— Job —
For each line in the data below that holds "niños", return a copy.
━━━━━ Dataset rows ━━━━━
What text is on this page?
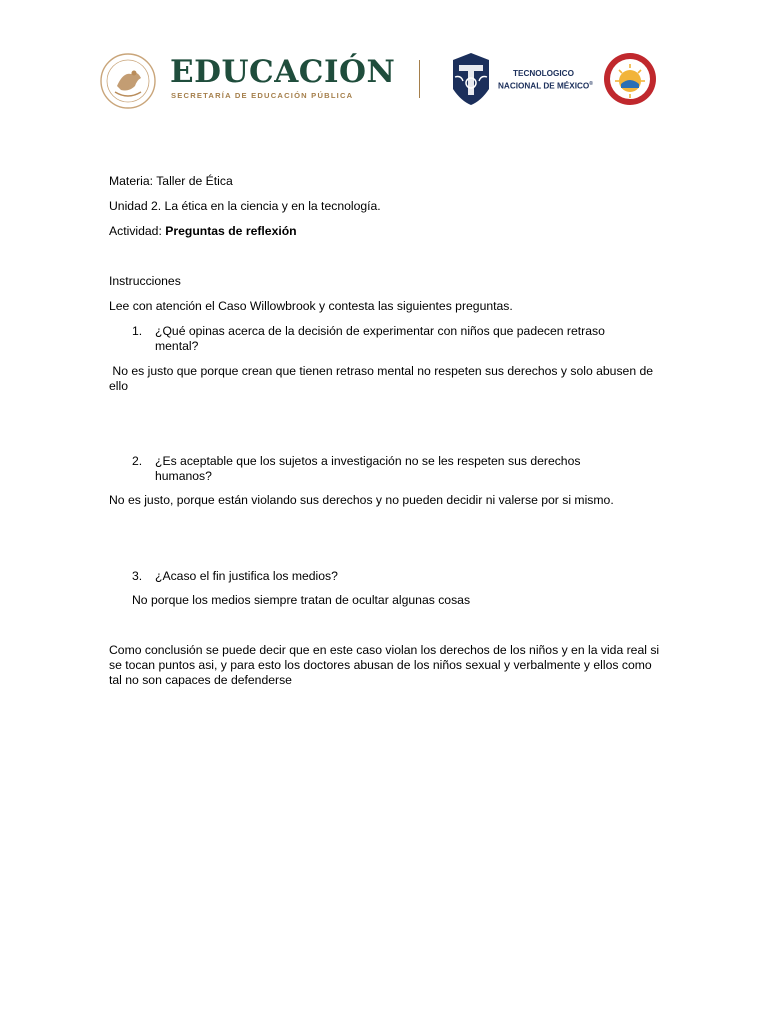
EDUCACIÓN
SECRETARÍA DE EDUCACIÓN PÚBLICA
TECNOLOGICO
NACIONAL DE MÉXICO®
Materia: Taller de Ética
Unidad 2. La ética en la ciencia y en la tecnología.
Actividad: Preguntas de reflexión
Instrucciones
Lee con atención el Caso Willowbrook y contesta las siguientes preguntas.
1. ¿Qué opinas acerca de la decisión de experimentar con niños que padecen retraso mental?
No es justo que porque crean que tienen retraso mental no respeten sus derechos y solo abusen de ello
2. ¿Es aceptable que los sujetos a investigación no se les respeten sus derechos humanos?
No es justo, porque están violando sus derechos y no pueden decidir ni valerse por si mismo.
3. ¿Acaso el fin justifica los medios?
No porque los medios siempre tratan de ocultar algunas cosas
Como conclusión se puede decir que en este caso violan los derechos de los niños y en la vida real si se tocan puntos asi, y para esto los doctores abusan de los niños sexual y verbalmente y ellos como tal no son capaces de defenderse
━━━━━
— Written solution —
1. ¿Qué opinas acerca de la decisión de experimentar con niños que padecen retraso mental?
Como conclusión se puede decir que en este caso violan los derechos de los niños y en la vida real si se tocan puntos asi, y para esto los doctores abusan de los niños sexual y verbalmente y ellos como tal no son capaces de defenderse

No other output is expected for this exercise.